Task description –
Extract every row below that contains the string "divider" and copy each one in full.

* Start Provided entries *

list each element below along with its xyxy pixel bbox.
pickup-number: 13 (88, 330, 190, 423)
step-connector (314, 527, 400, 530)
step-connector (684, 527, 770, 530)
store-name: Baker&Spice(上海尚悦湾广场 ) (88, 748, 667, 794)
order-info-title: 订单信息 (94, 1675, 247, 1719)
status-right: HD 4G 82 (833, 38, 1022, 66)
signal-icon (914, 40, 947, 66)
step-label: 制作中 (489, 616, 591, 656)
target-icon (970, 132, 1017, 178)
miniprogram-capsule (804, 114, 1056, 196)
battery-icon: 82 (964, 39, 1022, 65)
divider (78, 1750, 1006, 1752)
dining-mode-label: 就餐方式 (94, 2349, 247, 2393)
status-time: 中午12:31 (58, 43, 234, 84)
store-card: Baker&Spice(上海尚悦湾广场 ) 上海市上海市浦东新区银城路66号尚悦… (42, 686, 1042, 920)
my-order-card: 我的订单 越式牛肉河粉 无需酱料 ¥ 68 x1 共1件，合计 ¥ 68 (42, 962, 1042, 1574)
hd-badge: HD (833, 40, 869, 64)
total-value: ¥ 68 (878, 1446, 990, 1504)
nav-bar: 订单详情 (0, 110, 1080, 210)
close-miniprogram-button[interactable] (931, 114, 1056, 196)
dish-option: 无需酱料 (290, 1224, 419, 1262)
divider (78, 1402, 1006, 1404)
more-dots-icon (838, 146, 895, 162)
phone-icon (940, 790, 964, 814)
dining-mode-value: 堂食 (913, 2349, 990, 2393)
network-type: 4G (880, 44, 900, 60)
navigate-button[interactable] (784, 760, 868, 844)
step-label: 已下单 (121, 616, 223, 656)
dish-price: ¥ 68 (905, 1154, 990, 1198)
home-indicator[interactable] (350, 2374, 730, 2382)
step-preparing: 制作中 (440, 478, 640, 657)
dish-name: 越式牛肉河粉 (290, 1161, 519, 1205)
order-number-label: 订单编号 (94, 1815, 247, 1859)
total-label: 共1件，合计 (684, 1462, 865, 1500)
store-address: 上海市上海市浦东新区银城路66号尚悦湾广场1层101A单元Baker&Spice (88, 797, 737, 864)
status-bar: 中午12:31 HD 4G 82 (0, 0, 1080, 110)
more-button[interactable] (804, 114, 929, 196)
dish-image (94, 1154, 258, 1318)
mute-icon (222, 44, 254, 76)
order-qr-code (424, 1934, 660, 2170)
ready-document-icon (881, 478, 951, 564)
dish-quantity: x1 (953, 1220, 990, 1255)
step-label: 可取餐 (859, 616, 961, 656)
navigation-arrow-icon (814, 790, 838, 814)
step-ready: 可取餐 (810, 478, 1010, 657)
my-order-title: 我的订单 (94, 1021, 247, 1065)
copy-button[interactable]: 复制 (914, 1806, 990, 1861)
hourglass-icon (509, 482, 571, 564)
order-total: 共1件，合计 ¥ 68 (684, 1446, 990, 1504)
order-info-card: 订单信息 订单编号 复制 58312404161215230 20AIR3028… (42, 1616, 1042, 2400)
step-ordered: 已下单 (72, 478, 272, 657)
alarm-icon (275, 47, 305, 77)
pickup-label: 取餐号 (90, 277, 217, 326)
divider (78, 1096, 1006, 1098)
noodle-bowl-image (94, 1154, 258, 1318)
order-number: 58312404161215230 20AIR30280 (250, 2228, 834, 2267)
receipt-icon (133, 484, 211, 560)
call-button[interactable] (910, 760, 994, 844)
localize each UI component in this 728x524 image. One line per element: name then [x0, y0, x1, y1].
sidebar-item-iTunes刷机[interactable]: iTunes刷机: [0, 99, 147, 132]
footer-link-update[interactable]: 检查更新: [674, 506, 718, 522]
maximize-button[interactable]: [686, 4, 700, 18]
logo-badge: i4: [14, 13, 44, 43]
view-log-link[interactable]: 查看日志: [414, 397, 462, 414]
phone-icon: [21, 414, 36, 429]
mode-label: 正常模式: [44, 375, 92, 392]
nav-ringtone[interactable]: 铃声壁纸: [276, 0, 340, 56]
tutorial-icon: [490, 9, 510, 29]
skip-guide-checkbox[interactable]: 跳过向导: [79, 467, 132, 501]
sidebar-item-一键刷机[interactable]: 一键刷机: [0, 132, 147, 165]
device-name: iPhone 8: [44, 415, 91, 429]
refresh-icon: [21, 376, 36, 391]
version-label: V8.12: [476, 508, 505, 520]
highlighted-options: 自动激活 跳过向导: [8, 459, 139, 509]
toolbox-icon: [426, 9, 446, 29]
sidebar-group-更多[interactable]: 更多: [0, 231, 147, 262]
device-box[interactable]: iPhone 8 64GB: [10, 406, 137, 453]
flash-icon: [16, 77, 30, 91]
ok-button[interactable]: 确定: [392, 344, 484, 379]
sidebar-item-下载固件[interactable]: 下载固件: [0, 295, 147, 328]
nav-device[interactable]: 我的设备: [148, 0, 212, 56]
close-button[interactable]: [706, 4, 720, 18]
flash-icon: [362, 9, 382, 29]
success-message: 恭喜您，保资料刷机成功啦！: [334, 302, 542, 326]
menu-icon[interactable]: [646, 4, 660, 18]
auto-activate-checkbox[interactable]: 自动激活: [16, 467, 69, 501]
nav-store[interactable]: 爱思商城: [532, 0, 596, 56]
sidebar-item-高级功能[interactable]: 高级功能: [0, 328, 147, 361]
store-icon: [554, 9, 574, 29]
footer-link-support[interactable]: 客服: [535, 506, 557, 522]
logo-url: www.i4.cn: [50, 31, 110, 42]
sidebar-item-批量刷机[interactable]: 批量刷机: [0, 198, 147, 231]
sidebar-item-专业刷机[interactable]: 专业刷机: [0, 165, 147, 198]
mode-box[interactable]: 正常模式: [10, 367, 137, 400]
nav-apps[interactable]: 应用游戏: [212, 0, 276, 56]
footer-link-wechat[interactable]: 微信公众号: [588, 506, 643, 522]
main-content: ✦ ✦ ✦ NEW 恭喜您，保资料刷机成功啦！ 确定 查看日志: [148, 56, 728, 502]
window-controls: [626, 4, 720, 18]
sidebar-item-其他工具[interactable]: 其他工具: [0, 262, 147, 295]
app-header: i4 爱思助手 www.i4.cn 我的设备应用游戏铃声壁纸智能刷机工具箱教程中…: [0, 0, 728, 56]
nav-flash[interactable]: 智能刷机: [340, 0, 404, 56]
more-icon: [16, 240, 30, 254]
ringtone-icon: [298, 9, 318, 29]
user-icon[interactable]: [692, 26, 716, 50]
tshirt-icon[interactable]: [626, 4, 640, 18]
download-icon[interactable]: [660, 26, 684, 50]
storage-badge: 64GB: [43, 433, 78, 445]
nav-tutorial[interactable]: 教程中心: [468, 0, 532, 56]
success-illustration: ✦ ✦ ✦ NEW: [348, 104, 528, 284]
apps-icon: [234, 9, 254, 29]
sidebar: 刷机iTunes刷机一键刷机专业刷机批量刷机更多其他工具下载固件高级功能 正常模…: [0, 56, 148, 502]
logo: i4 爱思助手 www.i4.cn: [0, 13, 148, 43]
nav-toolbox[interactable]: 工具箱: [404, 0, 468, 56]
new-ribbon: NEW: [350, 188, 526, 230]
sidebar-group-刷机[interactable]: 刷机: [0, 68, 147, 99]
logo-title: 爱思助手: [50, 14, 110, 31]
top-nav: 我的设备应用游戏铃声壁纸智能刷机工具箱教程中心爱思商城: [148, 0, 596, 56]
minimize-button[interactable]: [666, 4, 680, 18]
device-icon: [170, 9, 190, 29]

* End Provided entries *

Full solution –
divider (78, 1750, 1006, 1752)
divider (78, 1402, 1006, 1404)
divider (78, 1096, 1006, 1098)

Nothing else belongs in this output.